What lines of the data hold the string "Польский"? Pull each one out.
**********
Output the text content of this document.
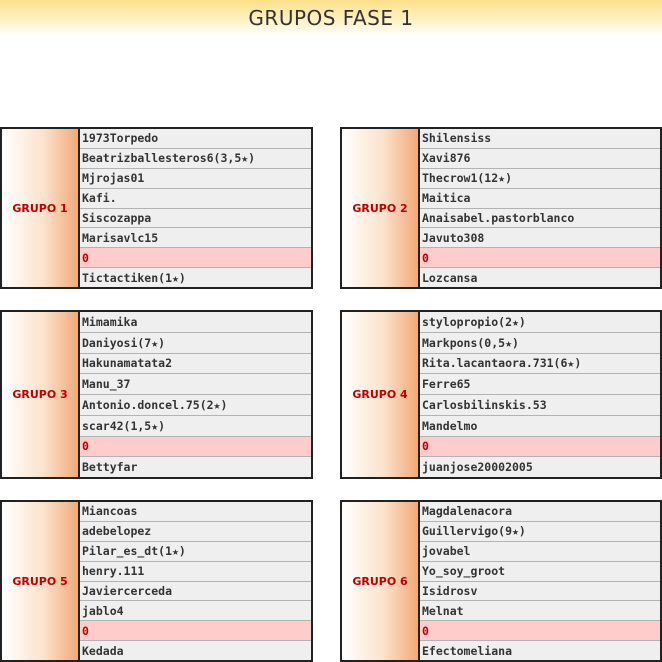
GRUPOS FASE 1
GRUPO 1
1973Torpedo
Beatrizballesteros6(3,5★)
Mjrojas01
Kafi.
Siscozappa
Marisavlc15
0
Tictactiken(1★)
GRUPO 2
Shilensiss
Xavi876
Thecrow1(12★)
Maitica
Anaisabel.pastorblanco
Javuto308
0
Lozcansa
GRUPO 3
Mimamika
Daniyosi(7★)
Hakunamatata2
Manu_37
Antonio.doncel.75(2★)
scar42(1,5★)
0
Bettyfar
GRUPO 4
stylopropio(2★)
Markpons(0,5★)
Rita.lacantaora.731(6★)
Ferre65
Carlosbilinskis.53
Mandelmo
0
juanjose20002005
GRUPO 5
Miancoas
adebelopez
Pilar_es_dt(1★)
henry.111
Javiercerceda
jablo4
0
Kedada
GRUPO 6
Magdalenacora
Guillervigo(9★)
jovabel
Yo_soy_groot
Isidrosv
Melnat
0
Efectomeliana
**********
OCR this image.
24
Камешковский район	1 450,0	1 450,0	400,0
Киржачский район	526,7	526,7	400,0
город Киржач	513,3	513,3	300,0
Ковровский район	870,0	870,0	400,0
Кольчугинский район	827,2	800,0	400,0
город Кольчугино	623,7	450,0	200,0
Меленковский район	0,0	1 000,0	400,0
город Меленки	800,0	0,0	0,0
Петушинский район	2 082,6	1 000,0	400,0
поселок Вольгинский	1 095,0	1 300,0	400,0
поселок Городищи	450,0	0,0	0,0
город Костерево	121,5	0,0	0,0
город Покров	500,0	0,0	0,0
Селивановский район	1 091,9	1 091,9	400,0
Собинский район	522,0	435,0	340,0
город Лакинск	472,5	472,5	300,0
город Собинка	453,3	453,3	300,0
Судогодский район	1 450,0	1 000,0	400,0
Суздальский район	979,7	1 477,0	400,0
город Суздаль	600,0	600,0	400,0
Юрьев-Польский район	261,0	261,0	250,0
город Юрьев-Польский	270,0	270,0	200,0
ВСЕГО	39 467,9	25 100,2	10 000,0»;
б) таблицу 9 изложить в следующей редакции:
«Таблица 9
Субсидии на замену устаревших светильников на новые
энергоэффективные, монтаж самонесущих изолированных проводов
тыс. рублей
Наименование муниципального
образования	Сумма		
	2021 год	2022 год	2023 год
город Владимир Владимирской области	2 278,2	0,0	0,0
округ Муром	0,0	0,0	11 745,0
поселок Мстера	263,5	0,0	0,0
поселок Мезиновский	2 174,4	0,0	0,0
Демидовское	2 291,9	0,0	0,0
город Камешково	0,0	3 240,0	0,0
**********
Finished task —
Юрьев-Польский район	261,0	261,0	250,0
город Юрьев-Польский	270,0	270,0	200,0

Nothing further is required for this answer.